» Text section
-.-.-
Maternal smoking has been associated with increased risk of miscarriage. However little is known about the influence of paternal smoking. The study aimed to examine maternal and paternal smoking as risk factors for miscarriage.Study Design
A cohort study was conducted in a large, tertiary hospital (8,500 deliveries per annum) in the Republic of Ireland in 2012. Women randomly selected at their first booking visit (10–14 wks) were asked to complete a detailed lifestyle questionnaire including maternal and paternal smoking and the mother’s exposure to partner’s smoke. All participants were followed up at 20 weeks gestation to determine pregnancy outcome.Results
Of the 417 participants, the prevalence of maternal and paternal smoking was 26.3% and 30.7%, respectively, and 13.4% of mothers were exposed to their partner’s smoke. One in three (n = 134, 32.1%) had a confirmed miscarriage at follow-up. Miscarriage was not associated with maternal smoking (30.6% for non-smokers versus 32.4% for smokers; P = 0.737) or paternal smoking (31.2% for non-smokers versus 32.8% for smokers; P = 0.763). A higher proportion of women exposed to their partner’s smoke experienced miscarriage (44.2% vs. 29.9%; Odds ratio = 1.86, 95% CI = 1.03–3.38; P = 0.038). The association remained even after adjustment for the mother’s own smoking (Adjusted odds ratio = 2.22, 95% CI = 1.12–4.40; P = 0.022).Conclusion
Our findings suggest an association between mother’s exposure to partner’s smoke and miscarriage. That risk of miscarriage could be influenced by passive smoking but not active smoking is biologically implausible. However, a mother’s exposure to her partner’s smoke may be a proxy for other risk factors that warrant further investigation.
-.-.-
» Provided material

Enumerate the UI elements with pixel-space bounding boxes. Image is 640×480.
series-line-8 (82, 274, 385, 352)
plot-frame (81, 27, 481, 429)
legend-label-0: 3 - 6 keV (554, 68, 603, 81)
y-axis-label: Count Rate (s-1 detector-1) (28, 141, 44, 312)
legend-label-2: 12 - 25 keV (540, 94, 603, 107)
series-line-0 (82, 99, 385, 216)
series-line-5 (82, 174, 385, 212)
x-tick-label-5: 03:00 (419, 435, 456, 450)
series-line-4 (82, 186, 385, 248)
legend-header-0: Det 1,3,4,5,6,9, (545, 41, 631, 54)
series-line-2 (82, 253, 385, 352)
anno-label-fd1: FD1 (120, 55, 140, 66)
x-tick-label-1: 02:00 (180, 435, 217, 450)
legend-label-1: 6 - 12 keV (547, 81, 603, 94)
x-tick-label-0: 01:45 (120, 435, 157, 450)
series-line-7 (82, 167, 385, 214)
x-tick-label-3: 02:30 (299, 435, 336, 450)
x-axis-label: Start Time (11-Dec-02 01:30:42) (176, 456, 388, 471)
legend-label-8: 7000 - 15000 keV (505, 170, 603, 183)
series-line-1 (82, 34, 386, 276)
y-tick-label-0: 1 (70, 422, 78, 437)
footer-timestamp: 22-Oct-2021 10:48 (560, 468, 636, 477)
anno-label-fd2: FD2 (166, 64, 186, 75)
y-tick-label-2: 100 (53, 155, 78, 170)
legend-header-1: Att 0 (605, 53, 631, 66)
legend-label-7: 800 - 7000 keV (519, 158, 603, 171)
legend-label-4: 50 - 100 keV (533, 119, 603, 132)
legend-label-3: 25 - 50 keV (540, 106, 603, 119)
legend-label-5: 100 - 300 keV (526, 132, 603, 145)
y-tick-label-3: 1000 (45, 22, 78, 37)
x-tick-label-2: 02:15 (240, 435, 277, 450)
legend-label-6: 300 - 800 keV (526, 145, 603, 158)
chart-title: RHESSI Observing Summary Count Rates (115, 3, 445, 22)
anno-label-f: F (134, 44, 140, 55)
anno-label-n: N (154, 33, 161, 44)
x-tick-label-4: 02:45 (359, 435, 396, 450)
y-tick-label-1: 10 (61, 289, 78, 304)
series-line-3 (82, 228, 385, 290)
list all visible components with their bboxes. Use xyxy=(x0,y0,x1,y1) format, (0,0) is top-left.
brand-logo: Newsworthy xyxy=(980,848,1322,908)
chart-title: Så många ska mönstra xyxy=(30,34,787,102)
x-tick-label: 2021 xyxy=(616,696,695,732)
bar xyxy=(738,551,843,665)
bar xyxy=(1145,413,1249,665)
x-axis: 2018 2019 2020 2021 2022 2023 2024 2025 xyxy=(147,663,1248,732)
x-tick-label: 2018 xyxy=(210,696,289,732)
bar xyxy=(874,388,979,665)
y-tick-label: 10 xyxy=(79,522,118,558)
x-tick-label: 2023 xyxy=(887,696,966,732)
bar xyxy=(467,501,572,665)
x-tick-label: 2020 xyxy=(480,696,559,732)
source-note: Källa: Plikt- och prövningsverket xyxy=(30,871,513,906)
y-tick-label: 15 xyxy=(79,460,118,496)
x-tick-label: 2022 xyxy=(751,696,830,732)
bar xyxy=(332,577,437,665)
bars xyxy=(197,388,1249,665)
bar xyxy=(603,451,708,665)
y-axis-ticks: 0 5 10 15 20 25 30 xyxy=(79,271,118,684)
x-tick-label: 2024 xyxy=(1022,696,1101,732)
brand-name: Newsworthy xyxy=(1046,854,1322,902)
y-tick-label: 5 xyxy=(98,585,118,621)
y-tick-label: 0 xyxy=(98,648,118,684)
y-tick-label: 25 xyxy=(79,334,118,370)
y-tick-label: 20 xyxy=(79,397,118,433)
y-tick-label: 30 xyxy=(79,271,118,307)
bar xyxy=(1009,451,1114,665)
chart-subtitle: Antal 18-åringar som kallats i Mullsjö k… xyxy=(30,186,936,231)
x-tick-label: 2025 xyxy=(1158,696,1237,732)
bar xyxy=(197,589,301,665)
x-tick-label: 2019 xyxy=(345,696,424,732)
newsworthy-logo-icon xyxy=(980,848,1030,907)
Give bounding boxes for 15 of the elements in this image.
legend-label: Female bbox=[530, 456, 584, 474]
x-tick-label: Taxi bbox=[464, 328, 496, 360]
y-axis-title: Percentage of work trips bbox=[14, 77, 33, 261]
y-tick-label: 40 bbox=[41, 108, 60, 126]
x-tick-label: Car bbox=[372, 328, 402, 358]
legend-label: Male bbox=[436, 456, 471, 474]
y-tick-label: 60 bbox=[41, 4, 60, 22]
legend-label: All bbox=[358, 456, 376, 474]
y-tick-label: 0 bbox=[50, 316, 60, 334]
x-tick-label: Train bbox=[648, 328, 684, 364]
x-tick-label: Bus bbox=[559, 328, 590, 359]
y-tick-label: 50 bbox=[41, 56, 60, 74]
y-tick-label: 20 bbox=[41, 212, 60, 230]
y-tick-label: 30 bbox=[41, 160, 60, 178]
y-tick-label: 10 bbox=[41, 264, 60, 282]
-.-.-
» Activity
According to the abstract on smoking and miscarriage, at what gestational week were all participants followed up to determine pregnancy outcome?

» Solved exercise
20 weeks